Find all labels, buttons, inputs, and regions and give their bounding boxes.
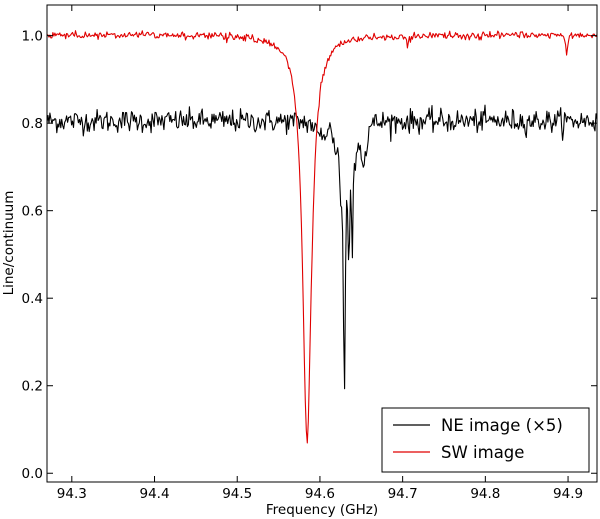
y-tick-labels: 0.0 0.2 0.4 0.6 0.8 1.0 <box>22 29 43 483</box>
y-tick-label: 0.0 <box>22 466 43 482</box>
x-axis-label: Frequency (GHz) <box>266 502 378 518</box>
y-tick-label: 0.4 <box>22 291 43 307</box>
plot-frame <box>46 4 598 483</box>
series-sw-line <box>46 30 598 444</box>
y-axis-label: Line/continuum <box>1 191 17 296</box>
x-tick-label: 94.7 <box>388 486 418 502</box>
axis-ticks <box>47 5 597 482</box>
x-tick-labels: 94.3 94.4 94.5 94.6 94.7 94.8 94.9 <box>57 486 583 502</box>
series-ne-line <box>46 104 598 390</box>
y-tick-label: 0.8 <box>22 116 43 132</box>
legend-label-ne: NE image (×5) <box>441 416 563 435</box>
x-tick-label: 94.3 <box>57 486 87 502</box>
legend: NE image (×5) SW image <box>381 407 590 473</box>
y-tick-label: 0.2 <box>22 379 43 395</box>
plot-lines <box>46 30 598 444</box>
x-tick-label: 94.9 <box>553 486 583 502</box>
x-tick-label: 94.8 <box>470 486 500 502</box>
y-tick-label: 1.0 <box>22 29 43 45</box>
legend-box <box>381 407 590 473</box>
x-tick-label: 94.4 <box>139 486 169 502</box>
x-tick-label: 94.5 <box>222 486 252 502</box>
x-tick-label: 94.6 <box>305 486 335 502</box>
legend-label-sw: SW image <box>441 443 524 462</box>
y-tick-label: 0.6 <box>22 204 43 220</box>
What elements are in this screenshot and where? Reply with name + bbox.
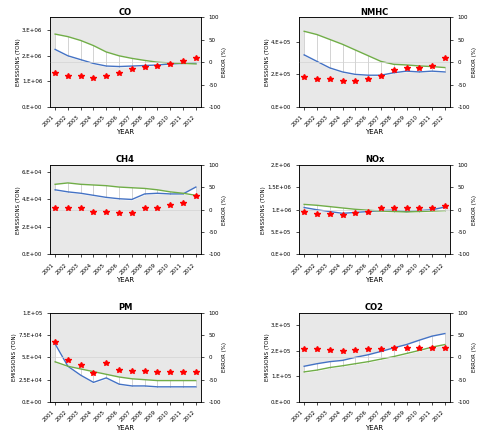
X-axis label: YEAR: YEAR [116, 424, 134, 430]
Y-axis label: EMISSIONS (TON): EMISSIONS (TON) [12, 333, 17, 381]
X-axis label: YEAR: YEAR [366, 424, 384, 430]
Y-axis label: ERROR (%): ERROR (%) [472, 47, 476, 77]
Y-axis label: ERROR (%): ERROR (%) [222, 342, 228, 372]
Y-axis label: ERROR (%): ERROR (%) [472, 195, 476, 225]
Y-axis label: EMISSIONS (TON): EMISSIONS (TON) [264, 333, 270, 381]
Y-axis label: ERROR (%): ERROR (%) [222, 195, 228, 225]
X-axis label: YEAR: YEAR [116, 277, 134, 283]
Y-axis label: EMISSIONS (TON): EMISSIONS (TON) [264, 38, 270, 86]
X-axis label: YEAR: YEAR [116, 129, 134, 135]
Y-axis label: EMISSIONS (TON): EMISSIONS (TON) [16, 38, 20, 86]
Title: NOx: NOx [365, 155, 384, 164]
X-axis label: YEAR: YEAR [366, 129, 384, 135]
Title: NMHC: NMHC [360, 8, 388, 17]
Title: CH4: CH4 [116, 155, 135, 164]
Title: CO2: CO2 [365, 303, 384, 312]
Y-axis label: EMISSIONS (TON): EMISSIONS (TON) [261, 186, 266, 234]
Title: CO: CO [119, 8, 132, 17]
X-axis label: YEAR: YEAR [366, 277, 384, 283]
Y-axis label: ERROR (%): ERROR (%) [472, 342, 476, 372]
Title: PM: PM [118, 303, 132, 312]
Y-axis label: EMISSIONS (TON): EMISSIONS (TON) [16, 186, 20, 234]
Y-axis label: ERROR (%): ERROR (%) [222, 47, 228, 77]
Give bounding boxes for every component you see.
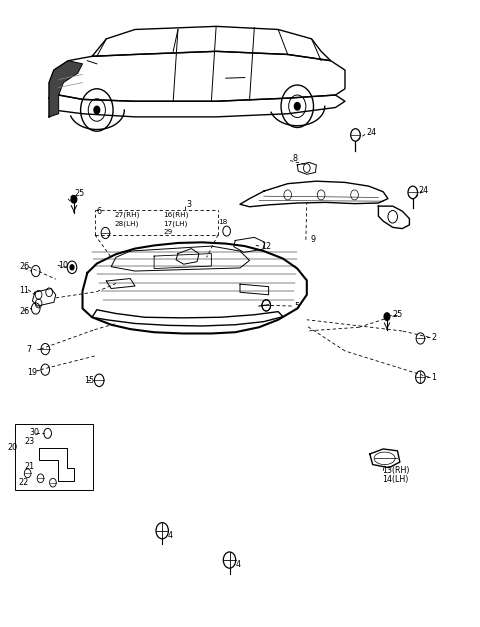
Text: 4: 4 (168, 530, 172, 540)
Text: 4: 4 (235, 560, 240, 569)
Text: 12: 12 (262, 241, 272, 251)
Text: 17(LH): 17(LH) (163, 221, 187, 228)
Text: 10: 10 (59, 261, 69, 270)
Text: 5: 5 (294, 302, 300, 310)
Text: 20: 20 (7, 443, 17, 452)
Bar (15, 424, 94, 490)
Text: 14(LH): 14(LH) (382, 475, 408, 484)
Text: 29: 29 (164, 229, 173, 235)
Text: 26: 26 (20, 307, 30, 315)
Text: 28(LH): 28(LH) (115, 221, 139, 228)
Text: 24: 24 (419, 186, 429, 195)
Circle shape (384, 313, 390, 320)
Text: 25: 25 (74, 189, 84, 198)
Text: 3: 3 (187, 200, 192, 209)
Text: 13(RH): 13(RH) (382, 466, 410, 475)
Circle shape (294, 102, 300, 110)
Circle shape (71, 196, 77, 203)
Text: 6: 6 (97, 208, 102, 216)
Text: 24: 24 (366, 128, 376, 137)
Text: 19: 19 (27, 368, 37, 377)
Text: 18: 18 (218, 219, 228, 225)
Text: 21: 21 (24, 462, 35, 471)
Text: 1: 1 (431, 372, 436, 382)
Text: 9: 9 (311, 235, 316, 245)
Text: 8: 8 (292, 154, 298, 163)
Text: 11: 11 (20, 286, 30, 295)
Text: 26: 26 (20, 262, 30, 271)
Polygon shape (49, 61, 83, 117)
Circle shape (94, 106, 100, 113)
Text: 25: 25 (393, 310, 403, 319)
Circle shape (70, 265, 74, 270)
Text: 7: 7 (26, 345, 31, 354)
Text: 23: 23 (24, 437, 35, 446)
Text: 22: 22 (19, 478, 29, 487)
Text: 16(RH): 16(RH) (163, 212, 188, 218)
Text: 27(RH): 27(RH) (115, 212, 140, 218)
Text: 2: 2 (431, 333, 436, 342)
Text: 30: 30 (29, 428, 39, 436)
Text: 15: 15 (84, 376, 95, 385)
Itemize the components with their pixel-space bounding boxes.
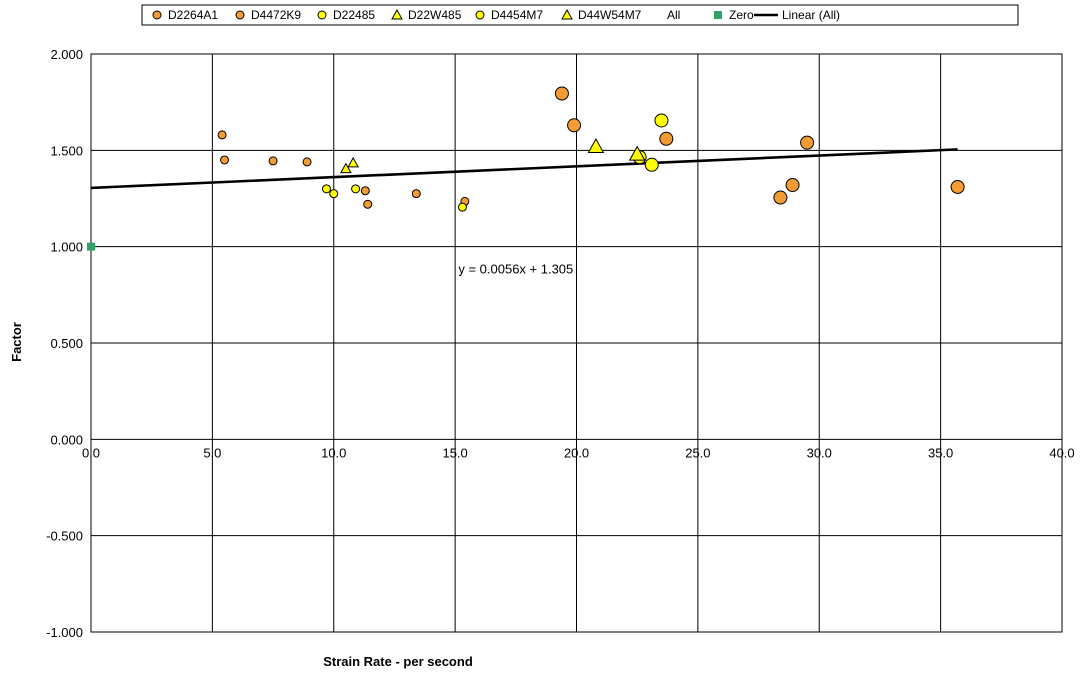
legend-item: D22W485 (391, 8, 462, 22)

^^^^

# Task details
Reproduce the listing above line for line, without the picture placeholders.

# Result
Find all labels, buttons, inputs, and regions and give their bounding boxes.
y-tick-labels: 0.0 0.2 0.4 0.6 0.8 1.0 <box>22 29 43 483</box>
y-tick-label: 0.0 <box>22 466 43 482</box>
x-axis-label: Frequency (GHz) <box>266 502 378 518</box>
y-tick-label: 0.4 <box>22 291 43 307</box>
plot-frame <box>46 4 598 483</box>
series-sw-line <box>46 30 598 444</box>
y-axis-label: Line/continuum <box>1 191 17 296</box>
x-tick-label: 94.7 <box>388 486 418 502</box>
axis-ticks <box>47 5 597 482</box>
x-tick-labels: 94.3 94.4 94.5 94.6 94.7 94.8 94.9 <box>57 486 583 502</box>
series-ne-line <box>46 104 598 390</box>
y-tick-label: 0.8 <box>22 116 43 132</box>
legend-label-ne: NE image (×5) <box>441 416 563 435</box>
x-tick-label: 94.3 <box>57 486 87 502</box>
legend: NE image (×5) SW image <box>381 407 590 473</box>
y-tick-label: 0.2 <box>22 379 43 395</box>
plot-lines <box>46 30 598 444</box>
x-tick-label: 94.9 <box>553 486 583 502</box>
x-tick-label: 94.8 <box>470 486 500 502</box>
y-tick-label: 1.0 <box>22 29 43 45</box>
legend-box <box>381 407 590 473</box>
x-tick-label: 94.4 <box>139 486 169 502</box>
x-tick-label: 94.5 <box>222 486 252 502</box>
x-tick-label: 94.6 <box>305 486 335 502</box>
legend-label-sw: SW image <box>441 443 524 462</box>
y-tick-label: 0.6 <box>22 204 43 220</box>
What elements are in this screenshot and where? Reply with name + bbox.
X-axis label: YEAR: YEAR [116, 424, 134, 430]
Y-axis label: EMISSIONS (TON): EMISSIONS (TON) [12, 333, 17, 381]
X-axis label: YEAR: YEAR [366, 424, 384, 430]
Y-axis label: ERROR (%): ERROR (%) [472, 47, 476, 77]
Y-axis label: ERROR (%): ERROR (%) [222, 342, 228, 372]
Y-axis label: ERROR (%): ERROR (%) [472, 195, 476, 225]
Y-axis label: EMISSIONS (TON): EMISSIONS (TON) [264, 333, 270, 381]
Y-axis label: ERROR (%): ERROR (%) [222, 195, 228, 225]
X-axis label: YEAR: YEAR [116, 277, 134, 283]
Y-axis label: EMISSIONS (TON): EMISSIONS (TON) [264, 38, 270, 86]
X-axis label: YEAR: YEAR [116, 129, 134, 135]
Y-axis label: EMISSIONS (TON): EMISSIONS (TON) [16, 38, 20, 86]
Title: NOx: NOx [365, 155, 384, 164]
X-axis label: YEAR: YEAR [366, 129, 384, 135]
Title: NMHC: NMHC [360, 8, 388, 17]
Title: CH4: CH4 [116, 155, 135, 164]
Title: CO2: CO2 [365, 303, 384, 312]
Y-axis label: EMISSIONS (TON): EMISSIONS (TON) [261, 186, 266, 234]
Title: CO: CO [119, 8, 132, 17]
X-axis label: YEAR: YEAR [366, 277, 384, 283]
Y-axis label: ERROR (%): ERROR (%) [472, 342, 476, 372]
Title: PM: PM [118, 303, 132, 312]
Y-axis label: EMISSIONS (TON): EMISSIONS (TON) [16, 186, 20, 234]
Y-axis label: ERROR (%): ERROR (%) [222, 47, 228, 77]
Give bounding boxes for every component you see.
Text: 4: 4 (168, 530, 172, 540)
Text: 4: 4 (235, 560, 240, 569)
Text: 12: 12 (262, 241, 272, 251)
Text: 17(LH): 17(LH) (163, 221, 187, 228)
Text: 10: 10 (59, 261, 69, 270)
Text: 5: 5 (294, 302, 300, 310)
Text: 20: 20 (7, 443, 17, 452)
Bar (15, 424, 94, 490)
Text: 14(LH): 14(LH) (382, 475, 408, 484)
Text: 29: 29 (164, 229, 173, 235)
Text: 26: 26 (20, 307, 30, 315)
Text: 28(LH): 28(LH) (115, 221, 139, 228)
Text: 24: 24 (419, 186, 429, 195)
Circle shape (384, 313, 390, 320)
Text: 25: 25 (74, 189, 84, 198)
Text: 3: 3 (187, 200, 192, 209)
Text: 13(RH): 13(RH) (382, 466, 410, 475)
Circle shape (294, 102, 300, 110)
Circle shape (71, 196, 77, 203)
Text: 6: 6 (97, 208, 102, 216)
Text: 24: 24 (366, 128, 376, 137)
Text: 19: 19 (27, 368, 37, 377)
Text: 18: 18 (218, 219, 228, 225)
Text: 21: 21 (24, 462, 35, 471)
Text: 1: 1 (431, 372, 436, 382)
Text: 9: 9 (311, 235, 316, 245)
Text: 8: 8 (292, 154, 298, 163)
Text: 11: 11 (20, 286, 30, 295)
Text: 26: 26 (20, 262, 30, 271)
Polygon shape (49, 61, 83, 117)
Circle shape (94, 106, 100, 113)
Text: 25: 25 (393, 310, 403, 319)
Circle shape (70, 265, 74, 270)
Text: 7: 7 (26, 345, 31, 354)
Text: 23: 23 (24, 437, 35, 446)
Text: 22: 22 (19, 478, 29, 487)
Text: 16(RH): 16(RH) (163, 212, 188, 218)
Text: 27(RH): 27(RH) (115, 212, 140, 218)
Text: 2: 2 (431, 333, 436, 342)
Text: 30: 30 (29, 428, 39, 436)
Text: 15: 15 (84, 376, 95, 385)
Itemize the components with their pixel-space bounding boxes.
legend-item: D22W485 (391, 8, 462, 22)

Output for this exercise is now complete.